Stored items:
=======
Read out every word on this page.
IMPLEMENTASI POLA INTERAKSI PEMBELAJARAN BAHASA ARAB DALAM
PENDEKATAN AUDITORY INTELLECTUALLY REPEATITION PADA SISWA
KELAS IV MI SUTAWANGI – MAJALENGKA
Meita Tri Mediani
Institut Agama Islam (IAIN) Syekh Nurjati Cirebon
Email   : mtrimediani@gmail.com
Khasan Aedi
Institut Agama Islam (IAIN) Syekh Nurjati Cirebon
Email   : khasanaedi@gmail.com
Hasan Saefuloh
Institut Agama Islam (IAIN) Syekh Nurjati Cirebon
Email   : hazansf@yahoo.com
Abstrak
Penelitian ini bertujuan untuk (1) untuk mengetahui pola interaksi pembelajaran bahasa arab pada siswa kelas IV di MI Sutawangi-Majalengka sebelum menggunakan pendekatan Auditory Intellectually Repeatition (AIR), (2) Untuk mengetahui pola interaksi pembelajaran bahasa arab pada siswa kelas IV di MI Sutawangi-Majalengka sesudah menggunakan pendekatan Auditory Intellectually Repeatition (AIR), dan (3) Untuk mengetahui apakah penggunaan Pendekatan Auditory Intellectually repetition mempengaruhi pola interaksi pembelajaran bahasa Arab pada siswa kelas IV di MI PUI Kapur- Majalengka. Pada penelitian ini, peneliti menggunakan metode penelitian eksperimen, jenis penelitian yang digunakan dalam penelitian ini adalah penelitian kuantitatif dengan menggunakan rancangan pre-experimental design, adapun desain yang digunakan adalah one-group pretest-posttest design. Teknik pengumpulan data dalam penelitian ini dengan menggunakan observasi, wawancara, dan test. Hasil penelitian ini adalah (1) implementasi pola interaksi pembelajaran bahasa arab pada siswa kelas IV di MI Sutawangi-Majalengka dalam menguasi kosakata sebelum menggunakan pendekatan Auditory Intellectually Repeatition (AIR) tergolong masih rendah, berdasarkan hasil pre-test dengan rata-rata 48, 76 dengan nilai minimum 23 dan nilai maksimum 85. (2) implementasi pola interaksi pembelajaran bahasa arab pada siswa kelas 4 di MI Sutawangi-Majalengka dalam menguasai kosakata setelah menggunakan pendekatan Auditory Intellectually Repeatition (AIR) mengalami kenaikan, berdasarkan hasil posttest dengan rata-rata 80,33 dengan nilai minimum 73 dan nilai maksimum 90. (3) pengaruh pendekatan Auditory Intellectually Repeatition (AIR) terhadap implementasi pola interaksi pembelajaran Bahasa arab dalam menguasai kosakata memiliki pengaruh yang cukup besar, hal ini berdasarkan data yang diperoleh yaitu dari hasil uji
=======
#### WHAT THE EXERCISE ASKS:
Output all records verbatim.

#### RESULT OF THE TASK:
Read out every word on this page.
IMPLEMENTASI POLA INTERAKSI PEMBELAJARAN BAHASA ARAB DALAM
PENDEKATAN AUDITORY INTELLECTUALLY REPEATITION PADA SISWA
KELAS IV MI SUTAWANGI – MAJALENGKA
Meita Tri Mediani
Institut Agama Islam (IAIN) Syekh Nurjati Cirebon
Email   : mtrimediani@gmail.com
Khasan Aedi
Institut Agama Islam (IAIN) Syekh Nurjati Cirebon
Email   : khasanaedi@gmail.com
Hasan Saefuloh
Institut Agama Islam (IAIN) Syekh Nurjati Cirebon
Email   : hazansf@yahoo.com
Abstrak
Penelitian ini bertujuan untuk (1) untuk mengetahui pola interaksi pembelajaran bahasa arab pada siswa kelas IV di MI Sutawangi-Majalengka sebelum menggunakan pendekatan Auditory Intellectually Repeatition (AIR), (2) Untuk mengetahui pola interaksi pembelajaran bahasa arab pada siswa kelas IV di MI Sutawangi-Majalengka sesudah menggunakan pendekatan Auditory Intellectually Repeatition (AIR), dan (3) Untuk mengetahui apakah penggunaan Pendekatan Auditory Intellectually repetition mempengaruhi pola interaksi pembelajaran bahasa Arab pada siswa kelas IV di MI PUI Kapur- Majalengka. Pada penelitian ini, peneliti menggunakan metode penelitian eksperimen, jenis penelitian yang digunakan dalam penelitian ini adalah penelitian kuantitatif dengan menggunakan rancangan pre-experimental design, adapun desain yang digunakan adalah one-group pretest-posttest design. Teknik pengumpulan data dalam penelitian ini dengan menggunakan observasi, wawancara, dan test. Hasil penelitian ini adalah (1) implementasi pola interaksi pembelajaran bahasa arab pada siswa kelas IV di MI Sutawangi-Majalengka dalam menguasi kosakata sebelum menggunakan pendekatan Auditory Intellectually Repeatition (AIR) tergolong masih rendah, berdasarkan hasil pre-test dengan rata-rata 48, 76 dengan nilai minimum 23 dan nilai maksimum 85. (2) implementasi pola interaksi pembelajaran bahasa arab pada siswa kelas 4 di MI Sutawangi-Majalengka dalam menguasai kosakata setelah menggunakan pendekatan Auditory Intellectually Repeatition (AIR) mengalami kenaikan, berdasarkan hasil posttest dengan rata-rata 80,33 dengan nilai minimum 73 dan nilai maksimum 90. (3) pengaruh pendekatan Auditory Intellectually Repeatition (AIR) terhadap implementasi pola interaksi pembelajaran Bahasa arab dalam menguasai kosakata memiliki pengaruh yang cukup besar, hal ini berdasarkan data yang diperoleh yaitu dari hasil uji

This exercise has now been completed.